=== Brief ===
Rewrite each of the items below, replacing "toolbar-separator" with "toolbar-divider" and keeping everything else the same.

=== Material for this task ===

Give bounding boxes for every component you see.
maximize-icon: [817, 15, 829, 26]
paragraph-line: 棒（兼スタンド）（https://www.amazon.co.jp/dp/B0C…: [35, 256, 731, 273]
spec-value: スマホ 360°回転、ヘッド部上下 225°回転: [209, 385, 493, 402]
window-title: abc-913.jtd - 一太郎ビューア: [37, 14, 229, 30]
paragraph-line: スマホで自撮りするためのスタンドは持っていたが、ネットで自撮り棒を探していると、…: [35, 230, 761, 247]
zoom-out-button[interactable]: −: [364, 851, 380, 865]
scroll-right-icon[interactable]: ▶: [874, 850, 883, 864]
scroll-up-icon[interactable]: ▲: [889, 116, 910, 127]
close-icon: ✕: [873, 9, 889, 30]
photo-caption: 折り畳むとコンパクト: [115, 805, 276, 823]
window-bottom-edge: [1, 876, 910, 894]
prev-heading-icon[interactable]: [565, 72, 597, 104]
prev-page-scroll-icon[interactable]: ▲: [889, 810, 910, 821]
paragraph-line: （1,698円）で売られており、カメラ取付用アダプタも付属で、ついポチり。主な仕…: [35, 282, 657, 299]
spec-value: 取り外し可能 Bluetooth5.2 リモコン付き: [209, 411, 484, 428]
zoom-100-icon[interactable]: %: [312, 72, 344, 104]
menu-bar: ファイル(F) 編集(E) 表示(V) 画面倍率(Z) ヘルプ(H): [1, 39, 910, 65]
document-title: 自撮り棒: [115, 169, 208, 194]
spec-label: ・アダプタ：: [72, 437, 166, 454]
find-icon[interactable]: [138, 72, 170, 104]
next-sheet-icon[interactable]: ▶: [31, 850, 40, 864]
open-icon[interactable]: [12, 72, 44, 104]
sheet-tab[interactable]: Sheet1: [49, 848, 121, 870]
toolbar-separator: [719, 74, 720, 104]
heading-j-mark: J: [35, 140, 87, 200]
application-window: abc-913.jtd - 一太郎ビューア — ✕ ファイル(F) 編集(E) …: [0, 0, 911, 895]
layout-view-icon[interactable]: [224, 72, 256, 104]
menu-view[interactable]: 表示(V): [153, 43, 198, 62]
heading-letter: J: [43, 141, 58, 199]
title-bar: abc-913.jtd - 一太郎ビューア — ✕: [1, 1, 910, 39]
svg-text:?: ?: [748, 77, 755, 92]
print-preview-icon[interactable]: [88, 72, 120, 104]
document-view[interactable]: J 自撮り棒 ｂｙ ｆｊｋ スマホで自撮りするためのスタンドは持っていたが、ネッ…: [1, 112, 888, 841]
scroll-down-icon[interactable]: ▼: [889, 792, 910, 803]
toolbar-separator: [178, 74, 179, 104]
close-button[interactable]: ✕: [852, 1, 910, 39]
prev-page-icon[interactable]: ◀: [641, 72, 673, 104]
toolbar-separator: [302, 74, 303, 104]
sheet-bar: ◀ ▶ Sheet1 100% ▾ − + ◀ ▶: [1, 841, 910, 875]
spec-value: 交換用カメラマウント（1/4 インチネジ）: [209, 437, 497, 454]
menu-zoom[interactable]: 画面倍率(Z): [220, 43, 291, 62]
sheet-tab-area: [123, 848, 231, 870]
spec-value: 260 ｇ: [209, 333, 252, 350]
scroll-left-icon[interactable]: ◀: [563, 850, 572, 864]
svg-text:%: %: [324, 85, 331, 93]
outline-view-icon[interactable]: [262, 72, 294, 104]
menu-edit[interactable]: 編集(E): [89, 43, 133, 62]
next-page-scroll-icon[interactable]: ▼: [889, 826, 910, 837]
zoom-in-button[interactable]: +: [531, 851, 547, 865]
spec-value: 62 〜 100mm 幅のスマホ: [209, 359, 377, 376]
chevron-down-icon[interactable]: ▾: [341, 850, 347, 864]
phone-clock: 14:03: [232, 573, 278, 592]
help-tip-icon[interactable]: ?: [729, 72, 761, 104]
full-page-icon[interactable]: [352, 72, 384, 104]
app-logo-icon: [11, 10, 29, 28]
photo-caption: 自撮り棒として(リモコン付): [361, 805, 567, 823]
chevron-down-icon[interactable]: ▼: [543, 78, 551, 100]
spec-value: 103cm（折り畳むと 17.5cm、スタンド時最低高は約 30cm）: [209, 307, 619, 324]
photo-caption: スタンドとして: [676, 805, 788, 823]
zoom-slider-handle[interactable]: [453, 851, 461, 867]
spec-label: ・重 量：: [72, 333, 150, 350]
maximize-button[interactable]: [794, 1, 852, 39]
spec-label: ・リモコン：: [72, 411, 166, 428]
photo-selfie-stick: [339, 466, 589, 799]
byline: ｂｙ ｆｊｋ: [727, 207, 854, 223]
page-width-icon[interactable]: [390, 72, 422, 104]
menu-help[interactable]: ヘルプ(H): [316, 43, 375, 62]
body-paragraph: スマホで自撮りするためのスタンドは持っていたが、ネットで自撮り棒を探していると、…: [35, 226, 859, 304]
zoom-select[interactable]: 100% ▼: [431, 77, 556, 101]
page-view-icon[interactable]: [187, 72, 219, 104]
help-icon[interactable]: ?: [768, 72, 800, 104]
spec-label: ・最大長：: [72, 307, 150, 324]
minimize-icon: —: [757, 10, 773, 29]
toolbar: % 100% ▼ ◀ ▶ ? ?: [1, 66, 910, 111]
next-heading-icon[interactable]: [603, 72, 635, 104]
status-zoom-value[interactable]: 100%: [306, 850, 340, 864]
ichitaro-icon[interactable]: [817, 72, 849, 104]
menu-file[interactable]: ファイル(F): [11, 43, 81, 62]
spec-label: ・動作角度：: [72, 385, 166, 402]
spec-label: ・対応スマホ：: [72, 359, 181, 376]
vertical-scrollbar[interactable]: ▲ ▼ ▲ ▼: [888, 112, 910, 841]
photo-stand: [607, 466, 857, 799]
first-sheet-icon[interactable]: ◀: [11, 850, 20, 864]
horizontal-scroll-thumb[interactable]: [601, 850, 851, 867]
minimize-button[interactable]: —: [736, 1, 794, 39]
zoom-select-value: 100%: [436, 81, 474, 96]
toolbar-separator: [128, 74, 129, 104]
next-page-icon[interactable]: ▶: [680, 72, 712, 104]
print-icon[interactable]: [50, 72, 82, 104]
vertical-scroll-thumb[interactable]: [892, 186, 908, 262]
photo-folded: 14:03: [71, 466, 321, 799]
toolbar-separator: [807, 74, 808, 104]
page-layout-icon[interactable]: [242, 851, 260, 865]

=== Completed exercise ===
Give bounding boxes for every component you see.
maximize-icon: [817, 15, 829, 26]
paragraph-line: 棒（兼スタンド）（https://www.amazon.co.jp/dp/B0C…: [35, 256, 731, 273]
spec-value: スマホ 360°回転、ヘッド部上下 225°回転: [209, 385, 493, 402]
window-title: abc-913.jtd - 一太郎ビューア: [37, 14, 229, 30]
paragraph-line: スマホで自撮りするためのスタンドは持っていたが、ネットで自撮り棒を探していると、…: [35, 230, 761, 247]
zoom-out-button[interactable]: −: [364, 851, 380, 865]
scroll-right-icon[interactable]: ▶: [874, 850, 883, 864]
scroll-up-icon[interactable]: ▲: [889, 116, 910, 127]
close-icon: ✕: [873, 9, 889, 30]
photo-caption: 折り畳むとコンパクト: [115, 805, 276, 823]
window-bottom-edge: [1, 876, 910, 894]
prev-heading-icon[interactable]: [565, 72, 597, 104]
prev-page-scroll-icon[interactable]: ▲: [889, 810, 910, 821]
paragraph-line: （1,698円）で売られており、カメラ取付用アダプタも付属で、ついポチり。主な仕…: [35, 282, 657, 299]
spec-value: 取り外し可能 Bluetooth5.2 リモコン付き: [209, 411, 484, 428]
zoom-100-icon[interactable]: %: [312, 72, 344, 104]
menu-bar: ファイル(F) 編集(E) 表示(V) 画面倍率(Z) ヘルプ(H): [1, 39, 910, 65]
document-title: 自撮り棒: [115, 169, 208, 194]
spec-label: ・アダプタ：: [72, 437, 166, 454]
find-icon[interactable]: [138, 72, 170, 104]
next-sheet-icon[interactable]: ▶: [31, 850, 40, 864]
open-icon[interactable]: [12, 72, 44, 104]
sheet-tab[interactable]: Sheet1: [49, 848, 121, 870]
toolbar-divider: [719, 74, 720, 104]
heading-j-mark: J: [35, 140, 87, 200]
application-window: abc-913.jtd - 一太郎ビューア — ✕ ファイル(F) 編集(E) …: [0, 0, 911, 895]
layout-view-icon[interactable]: [224, 72, 256, 104]
menu-view[interactable]: 表示(V): [153, 43, 198, 62]
heading-letter: J: [43, 141, 58, 199]
title-bar: abc-913.jtd - 一太郎ビューア — ✕: [1, 1, 910, 39]
svg-text:?: ?: [748, 77, 755, 92]
print-preview-icon[interactable]: [88, 72, 120, 104]
document-view[interactable]: J 自撮り棒 ｂｙ ｆｊｋ スマホで自撮りするためのスタンドは持っていたが、ネッ…: [1, 112, 888, 841]
scroll-down-icon[interactable]: ▼: [889, 792, 910, 803]
toolbar-divider: [178, 74, 179, 104]
close-button[interactable]: ✕: [852, 1, 910, 39]
prev-page-icon[interactable]: ◀: [641, 72, 673, 104]
toolbar-divider: [302, 74, 303, 104]
sheet-bar: ◀ ▶ Sheet1 100% ▾ − + ◀ ▶: [1, 841, 910, 875]
spec-value: 交換用カメラマウント（1/4 インチネジ）: [209, 437, 497, 454]
menu-zoom[interactable]: 画面倍率(Z): [220, 43, 291, 62]
sheet-tab-area: [123, 848, 231, 870]
spec-value: 260 ｇ: [209, 333, 252, 350]
scroll-left-icon[interactable]: ◀: [563, 850, 572, 864]
svg-text:%: %: [324, 85, 331, 93]
outline-view-icon[interactable]: [262, 72, 294, 104]
menu-edit[interactable]: 編集(E): [89, 43, 133, 62]
next-page-scroll-icon[interactable]: ▼: [889, 826, 910, 837]
zoom-in-button[interactable]: +: [531, 851, 547, 865]
spec-value: 62 〜 100mm 幅のスマホ: [209, 359, 377, 376]
chevron-down-icon[interactable]: ▾: [341, 850, 347, 864]
phone-clock: 14:03: [232, 573, 278, 592]
help-tip-icon[interactable]: ?: [729, 72, 761, 104]
full-page-icon[interactable]: [352, 72, 384, 104]
app-logo-icon: [11, 10, 29, 28]
photo-caption: 自撮り棒として(リモコン付): [361, 805, 567, 823]
chevron-down-icon[interactable]: ▼: [543, 78, 551, 100]
spec-value: 103cm（折り畳むと 17.5cm、スタンド時最低高は約 30cm）: [209, 307, 619, 324]
photo-caption: スタンドとして: [676, 805, 788, 823]
zoom-slider-handle[interactable]: [453, 851, 461, 867]
spec-label: ・重 量：: [72, 333, 150, 350]
maximize-button[interactable]: [794, 1, 852, 39]
spec-label: ・リモコン：: [72, 411, 166, 428]
photo-selfie-stick: [339, 466, 589, 799]
byline: ｂｙ ｆｊｋ: [727, 207, 854, 223]
page-width-icon[interactable]: [390, 72, 422, 104]
menu-help[interactable]: ヘルプ(H): [316, 43, 375, 62]
body-paragraph: スマホで自撮りするためのスタンドは持っていたが、ネットで自撮り棒を探していると、…: [35, 226, 859, 304]
zoom-select[interactable]: 100% ▼: [431, 77, 556, 101]
page-view-icon[interactable]: [187, 72, 219, 104]
help-icon[interactable]: ?: [768, 72, 800, 104]
spec-label: ・最大長：: [72, 307, 150, 324]
minimize-icon: —: [757, 10, 773, 29]
toolbar: % 100% ▼ ◀ ▶ ? ?: [1, 66, 910, 111]
next-heading-icon[interactable]: [603, 72, 635, 104]
status-zoom-value[interactable]: 100%: [306, 850, 340, 864]
ichitaro-icon[interactable]: [817, 72, 849, 104]
menu-file[interactable]: ファイル(F): [11, 43, 81, 62]
spec-label: ・動作角度：: [72, 385, 166, 402]
spec-label: ・対応スマホ：: [72, 359, 181, 376]
vertical-scrollbar[interactable]: ▲ ▼ ▲ ▼: [888, 112, 910, 841]
photo-stand: [607, 466, 857, 799]
first-sheet-icon[interactable]: ◀: [11, 850, 20, 864]
horizontal-scroll-thumb[interactable]: [601, 850, 851, 867]
minimize-button[interactable]: —: [736, 1, 794, 39]
zoom-select-value: 100%: [436, 81, 474, 96]
toolbar-divider: [128, 74, 129, 104]
next-page-icon[interactable]: ▶: [680, 72, 712, 104]
print-icon[interactable]: [50, 72, 82, 104]
vertical-scroll-thumb[interactable]: [892, 186, 908, 262]
photo-folded: 14:03: [71, 466, 321, 799]
toolbar-divider: [807, 74, 808, 104]
page-layout-icon[interactable]: [242, 851, 260, 865]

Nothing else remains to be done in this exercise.